Task objective: Copy out the records that follow, leaving every character as it is.

Exercise material:

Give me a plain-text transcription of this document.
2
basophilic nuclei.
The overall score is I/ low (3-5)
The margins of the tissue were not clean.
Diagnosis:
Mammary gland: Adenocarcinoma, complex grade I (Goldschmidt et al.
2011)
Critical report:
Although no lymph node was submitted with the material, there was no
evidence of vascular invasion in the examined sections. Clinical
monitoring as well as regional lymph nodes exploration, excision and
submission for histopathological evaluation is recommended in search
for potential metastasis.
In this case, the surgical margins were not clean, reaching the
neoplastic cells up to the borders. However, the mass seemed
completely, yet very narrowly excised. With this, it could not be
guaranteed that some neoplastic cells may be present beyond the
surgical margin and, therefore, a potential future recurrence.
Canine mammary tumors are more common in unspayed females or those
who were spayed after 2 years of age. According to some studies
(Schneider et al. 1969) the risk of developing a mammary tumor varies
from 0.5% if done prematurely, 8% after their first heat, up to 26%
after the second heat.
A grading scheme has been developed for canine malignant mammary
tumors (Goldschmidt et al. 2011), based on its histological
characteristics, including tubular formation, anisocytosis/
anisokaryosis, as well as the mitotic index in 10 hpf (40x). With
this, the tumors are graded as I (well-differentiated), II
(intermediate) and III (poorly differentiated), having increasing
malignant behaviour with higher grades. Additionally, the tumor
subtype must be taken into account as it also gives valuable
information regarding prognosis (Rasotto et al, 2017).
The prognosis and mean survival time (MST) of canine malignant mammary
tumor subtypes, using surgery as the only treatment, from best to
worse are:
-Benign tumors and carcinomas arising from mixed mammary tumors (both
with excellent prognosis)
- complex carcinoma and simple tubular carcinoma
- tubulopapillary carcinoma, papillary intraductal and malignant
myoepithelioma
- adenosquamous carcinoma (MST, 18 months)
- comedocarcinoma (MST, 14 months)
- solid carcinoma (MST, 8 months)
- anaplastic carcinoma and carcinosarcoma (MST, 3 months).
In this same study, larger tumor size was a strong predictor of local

Written response:
Give me a plain-text transcription of this document.
2
basophilic nuclei.
The overall score is I/ low (3-5)
The margins of the tissue were not clean.
Diagnosis:
Mammary gland: Adenocarcinoma, complex grade I (Goldschmidt et al.
2011)
Critical report:
Although no lymph node was submitted with the material, there was no
evidence of vascular invasion in the examined sections. Clinical
monitoring as well as regional lymph nodes exploration, excision and
submission for histopathological evaluation is recommended in search
for potential metastasis.
In this case, the surgical margins were not clean, reaching the
neoplastic cells up to the borders. However, the mass seemed
completely, yet very narrowly excised. With this, it could not be
guaranteed that some neoplastic cells may be present beyond the
surgical margin and, therefore, a potential future recurrence.
Canine mammary tumors are more common in unspayed females or those
who were spayed after 2 years of age. According to some studies
(Schneider et al. 1969) the risk of developing a mammary tumor varies
from 0.5% if done prematurely, 8% after their first heat, up to 26%
after the second heat.
A grading scheme has been developed for canine malignant mammary
tumors (Goldschmidt et al. 2011), based on its histological
characteristics, including tubular formation, anisocytosis/
anisokaryosis, as well as the mitotic index in 10 hpf (40x). With
this, the tumors are graded as I (well-differentiated), II
(intermediate) and III (poorly differentiated), having increasing
malignant behaviour with higher grades. Additionally, the tumor
subtype must be taken into account as it also gives valuable
information regarding prognosis (Rasotto et al, 2017).
The prognosis and mean survival time (MST) of canine malignant mammary
tumor subtypes, using surgery as the only treatment, from best to
worse are:
-Benign tumors and carcinomas arising from mixed mammary tumors (both
with excellent prognosis)
- complex carcinoma and simple tubular carcinoma
- tubulopapillary carcinoma, papillary intraductal and malignant
myoepithelioma
- adenosquamous carcinoma (MST, 18 months)
- comedocarcinoma (MST, 14 months)
- solid carcinoma (MST, 8 months)
- anaplastic carcinoma and carcinosarcoma (MST, 3 months).
In this same study, larger tumor size was a strong predictor of local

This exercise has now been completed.